--- Begin RECORDED DATA ---
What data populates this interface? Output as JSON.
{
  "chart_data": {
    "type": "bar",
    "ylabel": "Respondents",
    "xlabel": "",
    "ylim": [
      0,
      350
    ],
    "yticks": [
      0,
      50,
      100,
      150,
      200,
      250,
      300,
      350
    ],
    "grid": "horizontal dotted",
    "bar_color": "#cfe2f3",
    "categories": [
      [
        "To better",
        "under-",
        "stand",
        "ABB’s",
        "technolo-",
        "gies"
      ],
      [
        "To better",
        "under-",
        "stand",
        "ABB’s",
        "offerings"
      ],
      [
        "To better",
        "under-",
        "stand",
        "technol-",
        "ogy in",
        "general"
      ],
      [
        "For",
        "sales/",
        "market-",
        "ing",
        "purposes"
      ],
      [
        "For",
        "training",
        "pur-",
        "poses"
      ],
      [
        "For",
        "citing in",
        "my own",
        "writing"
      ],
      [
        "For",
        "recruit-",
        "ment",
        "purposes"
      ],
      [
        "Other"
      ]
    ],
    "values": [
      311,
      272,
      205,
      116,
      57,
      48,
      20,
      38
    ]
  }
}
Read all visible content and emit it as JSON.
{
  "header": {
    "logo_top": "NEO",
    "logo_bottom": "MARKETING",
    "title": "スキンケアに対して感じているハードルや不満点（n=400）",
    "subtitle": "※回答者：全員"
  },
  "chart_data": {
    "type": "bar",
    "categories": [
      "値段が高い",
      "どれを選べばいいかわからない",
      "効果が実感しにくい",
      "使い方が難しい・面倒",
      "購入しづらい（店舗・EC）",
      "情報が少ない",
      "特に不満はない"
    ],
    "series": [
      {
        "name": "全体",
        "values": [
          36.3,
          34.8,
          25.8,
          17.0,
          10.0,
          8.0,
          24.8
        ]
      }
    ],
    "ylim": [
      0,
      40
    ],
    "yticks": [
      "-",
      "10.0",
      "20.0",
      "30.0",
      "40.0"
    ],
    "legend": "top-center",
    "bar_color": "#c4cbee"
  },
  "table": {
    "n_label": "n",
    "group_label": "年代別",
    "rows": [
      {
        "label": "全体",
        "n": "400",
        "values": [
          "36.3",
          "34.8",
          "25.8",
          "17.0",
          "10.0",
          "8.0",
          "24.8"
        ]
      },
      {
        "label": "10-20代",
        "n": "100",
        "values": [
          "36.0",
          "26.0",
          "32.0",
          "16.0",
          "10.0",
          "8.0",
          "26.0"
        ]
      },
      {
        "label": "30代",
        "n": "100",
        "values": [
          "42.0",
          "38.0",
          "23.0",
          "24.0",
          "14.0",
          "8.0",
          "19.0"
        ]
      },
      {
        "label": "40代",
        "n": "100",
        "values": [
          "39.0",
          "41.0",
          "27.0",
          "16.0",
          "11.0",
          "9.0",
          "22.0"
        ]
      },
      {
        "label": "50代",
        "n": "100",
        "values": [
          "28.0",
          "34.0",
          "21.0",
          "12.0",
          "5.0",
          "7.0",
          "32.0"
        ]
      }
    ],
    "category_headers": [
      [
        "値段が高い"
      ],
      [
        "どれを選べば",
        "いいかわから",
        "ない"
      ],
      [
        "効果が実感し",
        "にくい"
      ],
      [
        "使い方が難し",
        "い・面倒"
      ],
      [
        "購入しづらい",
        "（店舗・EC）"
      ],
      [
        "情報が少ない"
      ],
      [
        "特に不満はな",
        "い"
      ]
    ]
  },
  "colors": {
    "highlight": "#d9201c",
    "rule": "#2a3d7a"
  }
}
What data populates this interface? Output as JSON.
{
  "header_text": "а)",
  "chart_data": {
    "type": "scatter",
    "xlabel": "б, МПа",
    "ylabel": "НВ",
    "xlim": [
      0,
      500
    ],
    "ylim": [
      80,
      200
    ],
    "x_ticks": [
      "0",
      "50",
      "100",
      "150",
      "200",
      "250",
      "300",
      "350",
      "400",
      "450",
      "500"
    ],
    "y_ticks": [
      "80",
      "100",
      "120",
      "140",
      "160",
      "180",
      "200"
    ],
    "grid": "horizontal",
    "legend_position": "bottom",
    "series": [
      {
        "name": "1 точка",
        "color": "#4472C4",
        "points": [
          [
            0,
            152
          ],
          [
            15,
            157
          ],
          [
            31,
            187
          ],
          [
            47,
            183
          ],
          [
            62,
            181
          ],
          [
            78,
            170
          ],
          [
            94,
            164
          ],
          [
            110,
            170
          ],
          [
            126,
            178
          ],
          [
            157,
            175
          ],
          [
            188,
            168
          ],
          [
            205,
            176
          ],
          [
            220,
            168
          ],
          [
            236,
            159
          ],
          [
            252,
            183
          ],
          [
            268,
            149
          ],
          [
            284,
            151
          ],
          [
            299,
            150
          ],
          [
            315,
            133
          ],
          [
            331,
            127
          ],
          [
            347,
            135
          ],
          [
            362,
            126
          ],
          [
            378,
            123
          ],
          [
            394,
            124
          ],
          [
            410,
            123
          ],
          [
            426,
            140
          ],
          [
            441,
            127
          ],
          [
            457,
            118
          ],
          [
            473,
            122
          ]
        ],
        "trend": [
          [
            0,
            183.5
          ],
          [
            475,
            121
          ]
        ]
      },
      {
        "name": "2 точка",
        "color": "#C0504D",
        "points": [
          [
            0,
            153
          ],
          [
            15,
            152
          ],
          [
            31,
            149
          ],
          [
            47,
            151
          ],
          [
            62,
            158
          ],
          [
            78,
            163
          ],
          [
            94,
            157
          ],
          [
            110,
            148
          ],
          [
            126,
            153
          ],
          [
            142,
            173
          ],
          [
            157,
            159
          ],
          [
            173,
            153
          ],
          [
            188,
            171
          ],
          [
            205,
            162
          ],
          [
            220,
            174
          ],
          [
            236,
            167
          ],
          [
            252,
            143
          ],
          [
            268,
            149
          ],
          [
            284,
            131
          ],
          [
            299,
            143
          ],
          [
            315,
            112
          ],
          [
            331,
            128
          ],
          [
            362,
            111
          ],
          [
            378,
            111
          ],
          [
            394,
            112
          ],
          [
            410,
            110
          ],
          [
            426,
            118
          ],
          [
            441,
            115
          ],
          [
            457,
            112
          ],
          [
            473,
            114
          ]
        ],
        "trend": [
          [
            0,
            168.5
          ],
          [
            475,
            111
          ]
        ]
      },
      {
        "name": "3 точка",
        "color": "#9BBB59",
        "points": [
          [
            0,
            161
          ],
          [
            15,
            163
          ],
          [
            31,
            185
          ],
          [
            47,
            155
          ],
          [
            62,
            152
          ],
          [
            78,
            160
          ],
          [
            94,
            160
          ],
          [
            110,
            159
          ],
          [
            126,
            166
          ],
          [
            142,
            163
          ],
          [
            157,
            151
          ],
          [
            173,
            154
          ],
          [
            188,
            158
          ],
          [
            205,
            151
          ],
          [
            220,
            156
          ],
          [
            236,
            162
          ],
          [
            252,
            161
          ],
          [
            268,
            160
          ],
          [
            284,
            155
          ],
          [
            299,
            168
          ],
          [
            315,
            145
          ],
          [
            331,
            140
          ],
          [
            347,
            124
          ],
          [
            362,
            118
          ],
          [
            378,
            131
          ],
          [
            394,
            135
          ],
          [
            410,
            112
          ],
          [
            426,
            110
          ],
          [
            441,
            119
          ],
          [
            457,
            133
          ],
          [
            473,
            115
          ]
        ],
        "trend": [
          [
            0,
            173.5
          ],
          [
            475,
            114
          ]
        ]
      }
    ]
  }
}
--- End RECORDED DATA ---
**EXERCISE INSTRUCTIONS:**
Output every entry shown above, exactly.

**ANSWER BELOW:**
What data populates this interface? Output as JSON.
{
  "chart_data": {
    "type": "bar",
    "ylabel": "Respondents",
    "xlabel": "",
    "ylim": [
      0,
      350
    ],
    "yticks": [
      0,
      50,
      100,
      150,
      200,
      250,
      300,
      350
    ],
    "grid": "horizontal dotted",
    "bar_color": "#cfe2f3",
    "categories": [
      [
        "To better",
        "under-",
        "stand",
        "ABB’s",
        "technolo-",
        "gies"
      ],
      [
        "To better",
        "under-",
        "stand",
        "ABB’s",
        "offerings"
      ],
      [
        "To better",
        "under-",
        "stand",
        "technol-",
        "ogy in",
        "general"
      ],
      [
        "For",
        "sales/",
        "market-",
        "ing",
        "purposes"
      ],
      [
        "For",
        "training",
        "pur-",
        "poses"
      ],
      [
        "For",
        "citing in",
        "my own",
        "writing"
      ],
      [
        "For",
        "recruit-",
        "ment",
        "purposes"
      ],
      [
        "Other"
      ]
    ],
    "values": [
      311,
      272,
      205,
      116,
      57,
      48,
      20,
      38
    ]
  }
}
Read all visible content and emit it as JSON.
{
  "header": {
    "logo_top": "NEO",
    "logo_bottom": "MARKETING",
    "title": "スキンケアに対して感じているハードルや不満点（n=400）",
    "subtitle": "※回答者：全員"
  },
  "chart_data": {
    "type": "bar",
    "categories": [
      "値段が高い",
      "どれを選べばいいかわからない",
      "効果が実感しにくい",
      "使い方が難しい・面倒",
      "購入しづらい（店舗・EC）",
      "情報が少ない",
      "特に不満はない"
    ],
    "series": [
      {
        "name": "全体",
        "values": [
          36.3,
          34.8,
          25.8,
          17.0,
          10.0,
          8.0,
          24.8
        ]
      }
    ],
    "ylim": [
      0,
      40
    ],
    "yticks": [
      "-",
      "10.0",
      "20.0",
      "30.0",
      "40.0"
    ],
    "legend": "top-center",
    "bar_color": "#c4cbee"
  },
  "table": {
    "n_label": "n",
    "group_label": "年代別",
    "rows": [
      {
        "label": "全体",
        "n": "400",
        "values": [
          "36.3",
          "34.8",
          "25.8",
          "17.0",
          "10.0",
          "8.0",
          "24.8"
        ]
      },
      {
        "label": "10-20代",
        "n": "100",
        "values": [
          "36.0",
          "26.0",
          "32.0",
          "16.0",
          "10.0",
          "8.0",
          "26.0"
        ]
      },
      {
        "label": "30代",
        "n": "100",
        "values": [
          "42.0",
          "38.0",
          "23.0",
          "24.0",
          "14.0",
          "8.0",
          "19.0"
        ]
      },
      {
        "label": "40代",
        "n": "100",
        "values": [
          "39.0",
          "41.0",
          "27.0",
          "16.0",
          "11.0",
          "9.0",
          "22.0"
        ]
      },
      {
        "label": "50代",
        "n": "100",
        "values": [
          "28.0",
          "34.0",
          "21.0",
          "12.0",
          "5.0",
          "7.0",
          "32.0"
        ]
      }
    ],
    "category_headers": [
      [
        "値段が高い"
      ],
      [
        "どれを選べば",
        "いいかわから",
        "ない"
      ],
      [
        "効果が実感し",
        "にくい"
      ],
      [
        "使い方が難し",
        "い・面倒"
      ],
      [
        "購入しづらい",
        "（店舗・EC）"
      ],
      [
        "情報が少ない"
      ],
      [
        "特に不満はな",
        "い"
      ]
    ]
  },
  "colors": {
    "highlight": "#d9201c",
    "rule": "#2a3d7a"
  }
}
What data populates this interface? Output as JSON.
{
  "header_text": "а)",
  "chart_data": {
    "type": "scatter",
    "xlabel": "б, МПа",
    "ylabel": "НВ",
    "xlim": [
      0,
      500
    ],
    "ylim": [
      80,
      200
    ],
    "x_ticks": [
      "0",
      "50",
      "100",
      "150",
      "200",
      "250",
      "300",
      "350",
      "400",
      "450",
      "500"
    ],
    "y_ticks": [
      "80",
      "100",
      "120",
      "140",
      "160",
      "180",
      "200"
    ],
    "grid": "horizontal",
    "legend_position": "bottom",
    "series": [
      {
        "name": "1 точка",
        "color": "#4472C4",
        "points": [
          [
            0,
            152
          ],
          [
            15,
            157
          ],
          [
            31,
            187
          ],
          [
            47,
            183
          ],
          [
            62,
            181
          ],
          [
            78,
            170
          ],
          [
            94,
            164
          ],
          [
            110,
            170
          ],
          [
            126,
            178
          ],
          [
            157,
            175
          ],
          [
            188,
            168
          ],
          [
            205,
            176
          ],
          [
            220,
            168
          ],
          [
            236,
            159
          ],
          [
            252,
            183
          ],
          [
            268,
            149
          ],
          [
            284,
            151
          ],
          [
            299,
            150
          ],
          [
            315,
            133
          ],
          [
            331,
            127
          ],
          [
            347,
            135
          ],
          [
            362,
            126
          ],
          [
            378,
            123
          ],
          [
            394,
            124
          ],
          [
            410,
            123
          ],
          [
            426,
            140
          ],
          [
            441,
            127
          ],
          [
            457,
            118
          ],
          [
            473,
            122
          ]
        ],
        "trend": [
          [
            0,
            183.5
          ],
          [
            475,
            121
          ]
        ]
      },
      {
        "name": "2 точка",
        "color": "#C0504D",
        "points": [
          [
            0,
            153
          ],
          [
            15,
            152
          ],
          [
            31,
            149
          ],
          [
            47,
            151
          ],
          [
            62,
            158
          ],
          [
            78,
            163
          ],
          [
            94,
            157
          ],
          [
            110,
            148
          ],
          [
            126,
            153
          ],
          [
            142,
            173
          ],
          [
            157,
            159
          ],
          [
            173,
            153
          ],
          [
            188,
            171
          ],
          [
            205,
            162
          ],
          [
            220,
            174
          ],
          [
            236,
            167
          ],
          [
            252,
            143
          ],
          [
            268,
            149
          ],
          [
            284,
            131
          ],
          [
            299,
            143
          ],
          [
            315,
            112
          ],
          [
            331,
            128
          ],
          [
            362,
            111
          ],
          [
            378,
            111
          ],
          [
            394,
            112
          ],
          [
            410,
            110
          ],
          [
            426,
            118
          ],
          [
            441,
            115
          ],
          [
            457,
            112
          ],
          [
            473,
            114
          ]
        ],
        "trend": [
          [
            0,
            168.5
          ],
          [
            475,
            111
          ]
        ]
      },
      {
        "name": "3 точка",
        "color": "#9BBB59",
        "points": [
          [
            0,
            161
          ],
          [
            15,
            163
          ],
          [
            31,
            185
          ],
          [
            47,
            155
          ],
          [
            62,
            152
          ],
          [
            78,
            160
          ],
          [
            94,
            160
          ],
          [
            110,
            159
          ],
          [
            126,
            166
          ],
          [
            142,
            163
          ],
          [
            157,
            151
          ],
          [
            173,
            154
          ],
          [
            188,
            158
          ],
          [
            205,
            151
          ],
          [
            220,
            156
          ],
          [
            236,
            162
          ],
          [
            252,
            161
          ],
          [
            268,
            160
          ],
          [
            284,
            155
          ],
          [
            299,
            168
          ],
          [
            315,
            145
          ],
          [
            331,
            140
          ],
          [
            347,
            124
          ],
          [
            362,
            118
          ],
          [
            378,
            131
          ],
          [
            394,
            135
          ],
          [
            410,
            112
          ],
          [
            426,
            110
          ],
          [
            441,
            119
          ],
          [
            457,
            133
          ],
          [
            473,
            115
          ]
        ],
        "trend": [
          [
            0,
            173.5
          ],
          [
            475,
            114
          ]
        ]
      }
    ]
  }
}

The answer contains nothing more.